[Stored records]
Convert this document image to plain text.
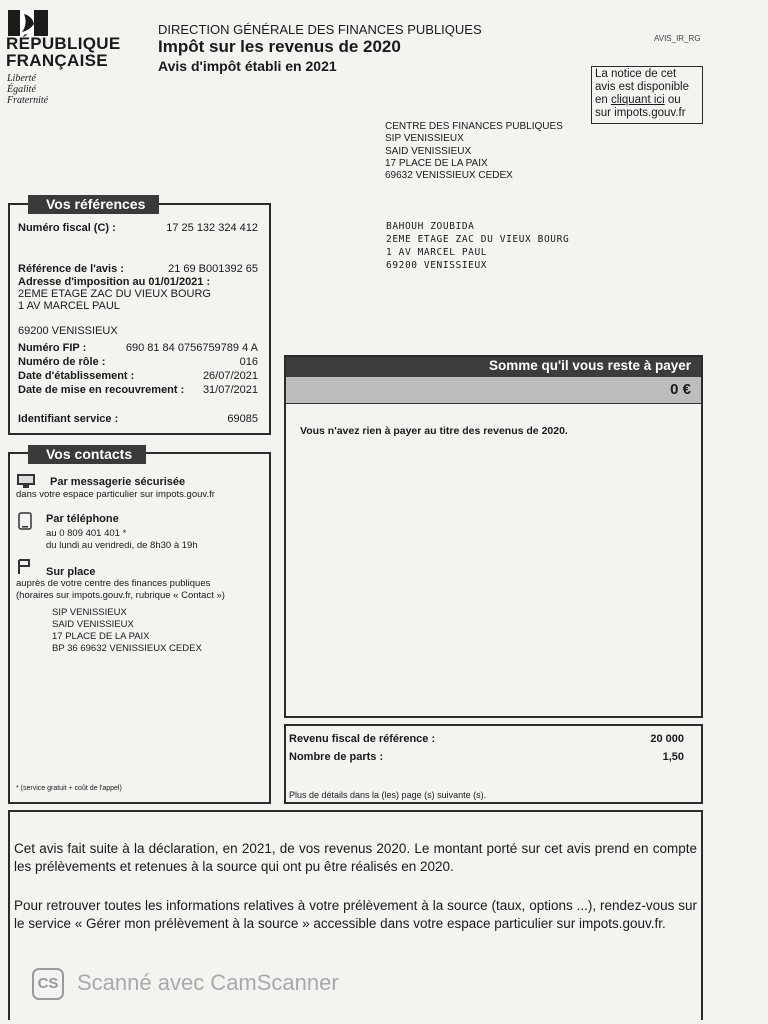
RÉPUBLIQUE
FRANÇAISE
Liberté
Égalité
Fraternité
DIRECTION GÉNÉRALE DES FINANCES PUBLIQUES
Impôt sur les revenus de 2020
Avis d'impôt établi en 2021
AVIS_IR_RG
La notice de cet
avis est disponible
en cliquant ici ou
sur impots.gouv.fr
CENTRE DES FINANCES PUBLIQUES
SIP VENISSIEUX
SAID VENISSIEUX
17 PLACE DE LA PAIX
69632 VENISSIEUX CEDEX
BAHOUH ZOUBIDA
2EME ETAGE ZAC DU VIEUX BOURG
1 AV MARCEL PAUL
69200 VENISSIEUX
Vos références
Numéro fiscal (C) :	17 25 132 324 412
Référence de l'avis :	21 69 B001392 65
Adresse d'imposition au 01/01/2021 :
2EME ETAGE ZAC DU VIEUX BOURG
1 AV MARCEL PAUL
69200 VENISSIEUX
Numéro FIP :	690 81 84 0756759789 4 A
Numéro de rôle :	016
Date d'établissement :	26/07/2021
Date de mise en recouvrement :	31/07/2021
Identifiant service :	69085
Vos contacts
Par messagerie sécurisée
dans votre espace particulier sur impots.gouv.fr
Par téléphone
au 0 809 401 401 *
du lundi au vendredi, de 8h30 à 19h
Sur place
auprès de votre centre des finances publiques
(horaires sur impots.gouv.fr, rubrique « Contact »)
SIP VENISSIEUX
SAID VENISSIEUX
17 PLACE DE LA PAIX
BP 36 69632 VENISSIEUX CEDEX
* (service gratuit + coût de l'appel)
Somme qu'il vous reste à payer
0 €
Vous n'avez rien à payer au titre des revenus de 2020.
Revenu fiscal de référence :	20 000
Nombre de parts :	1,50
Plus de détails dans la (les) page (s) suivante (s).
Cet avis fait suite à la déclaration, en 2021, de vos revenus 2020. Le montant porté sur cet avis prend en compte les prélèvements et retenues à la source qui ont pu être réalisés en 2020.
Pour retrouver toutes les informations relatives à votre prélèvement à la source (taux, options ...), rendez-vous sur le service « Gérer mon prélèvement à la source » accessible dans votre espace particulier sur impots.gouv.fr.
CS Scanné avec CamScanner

- _WORK TO COMPLETE_: Within the data above, pick out all lines holding the word "espace".

- _EXERCISE OUTPUT_:
dans votre espace particulier sur impots.gouv.fr
Pour retrouver toutes les informations relatives à votre prélèvement à la source (taux, options ...), rendez-vous sur le service « Gérer mon prélèvement à la source » accessible dans votre espace particulier sur impots.gouv.fr.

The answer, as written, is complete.